*ENTRIES*
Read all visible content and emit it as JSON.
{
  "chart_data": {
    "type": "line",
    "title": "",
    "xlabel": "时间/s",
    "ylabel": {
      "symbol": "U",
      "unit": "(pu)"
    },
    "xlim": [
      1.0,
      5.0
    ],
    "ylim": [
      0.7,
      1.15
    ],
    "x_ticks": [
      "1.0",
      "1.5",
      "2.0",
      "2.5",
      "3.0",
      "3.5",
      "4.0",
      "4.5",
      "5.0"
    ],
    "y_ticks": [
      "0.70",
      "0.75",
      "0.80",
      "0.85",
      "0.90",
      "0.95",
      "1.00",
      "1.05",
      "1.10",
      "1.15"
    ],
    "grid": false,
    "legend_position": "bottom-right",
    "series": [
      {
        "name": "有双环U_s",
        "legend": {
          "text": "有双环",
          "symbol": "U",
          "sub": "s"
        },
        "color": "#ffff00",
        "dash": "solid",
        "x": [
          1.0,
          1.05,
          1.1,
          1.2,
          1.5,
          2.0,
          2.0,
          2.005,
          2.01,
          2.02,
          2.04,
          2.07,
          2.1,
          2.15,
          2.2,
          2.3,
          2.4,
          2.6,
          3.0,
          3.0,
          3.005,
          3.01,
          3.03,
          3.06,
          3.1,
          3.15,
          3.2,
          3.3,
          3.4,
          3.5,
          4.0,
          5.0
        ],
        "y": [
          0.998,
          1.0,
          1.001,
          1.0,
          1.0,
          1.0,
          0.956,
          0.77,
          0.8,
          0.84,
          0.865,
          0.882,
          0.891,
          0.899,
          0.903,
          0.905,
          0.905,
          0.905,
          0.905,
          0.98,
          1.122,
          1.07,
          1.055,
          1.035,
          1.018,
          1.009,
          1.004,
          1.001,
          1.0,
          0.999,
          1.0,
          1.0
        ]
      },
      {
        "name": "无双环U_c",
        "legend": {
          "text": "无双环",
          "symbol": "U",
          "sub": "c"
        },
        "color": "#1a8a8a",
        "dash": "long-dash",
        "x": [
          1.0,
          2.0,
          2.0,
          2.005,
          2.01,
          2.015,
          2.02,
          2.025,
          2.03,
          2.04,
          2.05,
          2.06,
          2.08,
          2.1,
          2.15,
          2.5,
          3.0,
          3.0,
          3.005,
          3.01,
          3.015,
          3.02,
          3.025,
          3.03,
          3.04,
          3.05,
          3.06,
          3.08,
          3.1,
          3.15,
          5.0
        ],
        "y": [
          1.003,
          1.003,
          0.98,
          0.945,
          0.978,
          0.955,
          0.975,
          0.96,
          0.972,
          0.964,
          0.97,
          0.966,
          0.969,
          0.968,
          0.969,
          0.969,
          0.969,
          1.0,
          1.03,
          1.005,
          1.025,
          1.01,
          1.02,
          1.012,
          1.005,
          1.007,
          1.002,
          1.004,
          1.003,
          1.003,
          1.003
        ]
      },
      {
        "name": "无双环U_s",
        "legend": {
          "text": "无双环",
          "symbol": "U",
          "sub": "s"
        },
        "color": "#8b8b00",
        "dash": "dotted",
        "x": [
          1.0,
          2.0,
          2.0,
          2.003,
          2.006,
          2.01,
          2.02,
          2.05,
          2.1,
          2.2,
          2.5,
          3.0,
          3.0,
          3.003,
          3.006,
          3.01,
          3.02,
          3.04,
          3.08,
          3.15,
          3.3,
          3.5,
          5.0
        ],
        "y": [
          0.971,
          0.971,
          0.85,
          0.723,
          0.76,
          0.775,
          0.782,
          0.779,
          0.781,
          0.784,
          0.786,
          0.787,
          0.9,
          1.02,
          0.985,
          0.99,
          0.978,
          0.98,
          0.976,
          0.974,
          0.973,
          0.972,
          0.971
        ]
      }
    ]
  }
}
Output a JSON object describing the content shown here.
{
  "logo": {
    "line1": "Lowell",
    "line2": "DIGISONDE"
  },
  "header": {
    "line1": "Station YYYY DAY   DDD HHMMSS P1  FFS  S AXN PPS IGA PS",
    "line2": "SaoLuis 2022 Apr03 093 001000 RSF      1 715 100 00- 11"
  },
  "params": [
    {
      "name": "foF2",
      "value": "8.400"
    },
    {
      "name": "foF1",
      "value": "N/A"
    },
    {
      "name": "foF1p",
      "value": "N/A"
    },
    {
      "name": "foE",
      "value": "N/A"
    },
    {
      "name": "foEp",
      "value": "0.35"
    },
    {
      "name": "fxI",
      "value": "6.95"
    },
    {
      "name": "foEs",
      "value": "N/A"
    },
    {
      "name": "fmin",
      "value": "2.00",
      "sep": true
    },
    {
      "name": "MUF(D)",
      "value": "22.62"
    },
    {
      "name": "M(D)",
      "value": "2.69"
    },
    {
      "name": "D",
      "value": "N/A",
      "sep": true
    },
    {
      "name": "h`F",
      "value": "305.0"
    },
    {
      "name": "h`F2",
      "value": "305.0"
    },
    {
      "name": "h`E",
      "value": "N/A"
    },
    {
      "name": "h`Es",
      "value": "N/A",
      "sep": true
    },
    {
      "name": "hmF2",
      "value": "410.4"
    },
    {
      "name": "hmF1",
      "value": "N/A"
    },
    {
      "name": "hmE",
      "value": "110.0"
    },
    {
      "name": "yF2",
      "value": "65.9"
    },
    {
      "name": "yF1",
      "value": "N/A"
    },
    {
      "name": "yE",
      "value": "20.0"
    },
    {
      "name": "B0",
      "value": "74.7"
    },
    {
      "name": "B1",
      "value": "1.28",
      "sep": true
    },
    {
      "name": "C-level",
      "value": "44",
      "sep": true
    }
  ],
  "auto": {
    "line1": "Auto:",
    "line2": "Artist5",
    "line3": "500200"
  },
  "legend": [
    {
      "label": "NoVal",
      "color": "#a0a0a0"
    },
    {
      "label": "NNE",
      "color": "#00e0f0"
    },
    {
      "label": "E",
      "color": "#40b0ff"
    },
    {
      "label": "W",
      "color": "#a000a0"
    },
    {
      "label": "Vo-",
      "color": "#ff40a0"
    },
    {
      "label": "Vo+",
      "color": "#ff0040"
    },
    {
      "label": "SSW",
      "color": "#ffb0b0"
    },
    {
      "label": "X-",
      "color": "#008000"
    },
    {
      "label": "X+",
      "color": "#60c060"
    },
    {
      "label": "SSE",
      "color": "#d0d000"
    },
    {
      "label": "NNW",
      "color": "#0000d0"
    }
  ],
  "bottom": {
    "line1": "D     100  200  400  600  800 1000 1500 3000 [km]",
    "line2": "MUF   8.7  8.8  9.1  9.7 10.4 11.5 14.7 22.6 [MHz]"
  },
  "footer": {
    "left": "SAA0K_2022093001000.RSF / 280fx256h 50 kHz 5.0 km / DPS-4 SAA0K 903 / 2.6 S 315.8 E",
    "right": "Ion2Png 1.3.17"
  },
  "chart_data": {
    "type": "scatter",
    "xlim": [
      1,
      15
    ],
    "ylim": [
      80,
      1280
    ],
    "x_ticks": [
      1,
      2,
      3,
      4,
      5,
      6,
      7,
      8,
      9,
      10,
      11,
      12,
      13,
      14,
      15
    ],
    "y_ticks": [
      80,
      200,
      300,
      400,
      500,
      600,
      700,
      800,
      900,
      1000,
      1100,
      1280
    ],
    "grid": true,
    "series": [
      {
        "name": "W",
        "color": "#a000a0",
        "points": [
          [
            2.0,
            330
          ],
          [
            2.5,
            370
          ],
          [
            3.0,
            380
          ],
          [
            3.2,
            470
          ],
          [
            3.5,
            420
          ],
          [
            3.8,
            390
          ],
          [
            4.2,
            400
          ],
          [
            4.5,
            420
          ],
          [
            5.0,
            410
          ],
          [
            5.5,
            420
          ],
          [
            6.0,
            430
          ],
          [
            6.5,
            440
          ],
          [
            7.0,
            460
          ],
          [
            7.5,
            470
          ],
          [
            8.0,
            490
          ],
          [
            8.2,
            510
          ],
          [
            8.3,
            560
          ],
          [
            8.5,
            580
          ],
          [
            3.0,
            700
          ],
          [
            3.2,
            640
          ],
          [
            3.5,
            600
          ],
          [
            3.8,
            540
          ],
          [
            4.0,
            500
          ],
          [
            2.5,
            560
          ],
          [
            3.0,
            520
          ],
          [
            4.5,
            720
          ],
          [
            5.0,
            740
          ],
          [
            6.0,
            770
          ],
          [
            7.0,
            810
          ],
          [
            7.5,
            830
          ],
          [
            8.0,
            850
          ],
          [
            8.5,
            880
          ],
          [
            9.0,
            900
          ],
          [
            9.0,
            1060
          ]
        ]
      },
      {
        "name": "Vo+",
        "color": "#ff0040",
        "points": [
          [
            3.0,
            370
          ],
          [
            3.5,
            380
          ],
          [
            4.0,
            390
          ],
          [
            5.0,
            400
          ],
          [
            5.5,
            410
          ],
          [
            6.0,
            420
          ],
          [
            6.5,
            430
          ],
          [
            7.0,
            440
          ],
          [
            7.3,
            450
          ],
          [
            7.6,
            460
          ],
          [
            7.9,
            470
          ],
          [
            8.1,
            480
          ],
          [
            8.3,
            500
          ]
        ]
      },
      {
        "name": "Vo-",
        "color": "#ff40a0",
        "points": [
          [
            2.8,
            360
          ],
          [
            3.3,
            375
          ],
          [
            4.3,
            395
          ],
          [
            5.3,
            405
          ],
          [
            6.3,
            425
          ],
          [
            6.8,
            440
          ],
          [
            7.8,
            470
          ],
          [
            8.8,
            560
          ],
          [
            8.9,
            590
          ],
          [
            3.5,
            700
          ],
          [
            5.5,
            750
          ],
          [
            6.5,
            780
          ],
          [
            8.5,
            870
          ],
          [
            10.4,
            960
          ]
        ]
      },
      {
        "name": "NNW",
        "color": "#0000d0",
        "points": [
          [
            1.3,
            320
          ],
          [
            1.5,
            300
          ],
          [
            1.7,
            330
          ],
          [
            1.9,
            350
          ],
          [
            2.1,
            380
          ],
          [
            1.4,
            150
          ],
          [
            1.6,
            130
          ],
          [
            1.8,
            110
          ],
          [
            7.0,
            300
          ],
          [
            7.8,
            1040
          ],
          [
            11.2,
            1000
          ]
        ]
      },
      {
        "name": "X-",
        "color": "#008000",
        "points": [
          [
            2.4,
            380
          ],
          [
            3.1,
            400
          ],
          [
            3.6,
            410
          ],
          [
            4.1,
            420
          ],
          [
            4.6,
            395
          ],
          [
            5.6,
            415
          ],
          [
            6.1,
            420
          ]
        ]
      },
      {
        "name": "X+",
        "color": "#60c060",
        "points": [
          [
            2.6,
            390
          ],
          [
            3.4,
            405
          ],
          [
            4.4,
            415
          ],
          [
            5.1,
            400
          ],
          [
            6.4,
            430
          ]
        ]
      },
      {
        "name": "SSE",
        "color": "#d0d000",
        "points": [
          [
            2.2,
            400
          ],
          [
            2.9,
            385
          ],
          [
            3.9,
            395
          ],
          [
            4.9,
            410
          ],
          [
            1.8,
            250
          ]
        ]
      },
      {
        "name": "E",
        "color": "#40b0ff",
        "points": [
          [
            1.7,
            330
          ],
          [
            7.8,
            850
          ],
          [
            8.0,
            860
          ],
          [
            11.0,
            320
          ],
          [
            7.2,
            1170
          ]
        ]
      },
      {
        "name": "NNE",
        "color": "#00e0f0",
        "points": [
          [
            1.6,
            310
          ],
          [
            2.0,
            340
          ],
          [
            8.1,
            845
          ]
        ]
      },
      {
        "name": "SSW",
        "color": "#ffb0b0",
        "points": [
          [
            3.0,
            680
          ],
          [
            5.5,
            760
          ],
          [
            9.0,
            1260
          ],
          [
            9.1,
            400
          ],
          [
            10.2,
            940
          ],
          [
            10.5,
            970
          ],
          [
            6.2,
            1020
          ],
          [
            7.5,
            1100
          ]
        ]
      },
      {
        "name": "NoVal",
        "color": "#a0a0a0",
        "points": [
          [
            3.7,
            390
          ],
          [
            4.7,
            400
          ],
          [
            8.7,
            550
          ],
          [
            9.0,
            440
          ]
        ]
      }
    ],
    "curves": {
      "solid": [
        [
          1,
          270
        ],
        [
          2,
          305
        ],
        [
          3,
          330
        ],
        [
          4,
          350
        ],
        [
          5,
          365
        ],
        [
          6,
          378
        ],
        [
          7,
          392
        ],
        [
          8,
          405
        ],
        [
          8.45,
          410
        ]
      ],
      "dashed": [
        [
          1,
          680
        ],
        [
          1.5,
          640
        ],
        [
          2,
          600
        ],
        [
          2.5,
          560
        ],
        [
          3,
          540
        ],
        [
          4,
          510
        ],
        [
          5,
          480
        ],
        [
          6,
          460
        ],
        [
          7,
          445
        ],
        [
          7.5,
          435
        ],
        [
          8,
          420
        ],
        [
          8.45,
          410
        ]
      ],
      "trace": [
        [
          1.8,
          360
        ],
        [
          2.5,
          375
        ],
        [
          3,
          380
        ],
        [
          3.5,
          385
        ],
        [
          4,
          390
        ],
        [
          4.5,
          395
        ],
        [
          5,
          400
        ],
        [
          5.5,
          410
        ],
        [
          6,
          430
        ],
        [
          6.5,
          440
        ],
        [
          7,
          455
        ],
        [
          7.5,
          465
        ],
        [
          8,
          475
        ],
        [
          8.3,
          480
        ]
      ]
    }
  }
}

*OBJECTIVE*
Locate all lines in the listing above with the word "right" and copy them.

*WRITTEN RESPONSE*
    "legend_position": "bottom-right",
    "right": "Ion2Png 1.3.17"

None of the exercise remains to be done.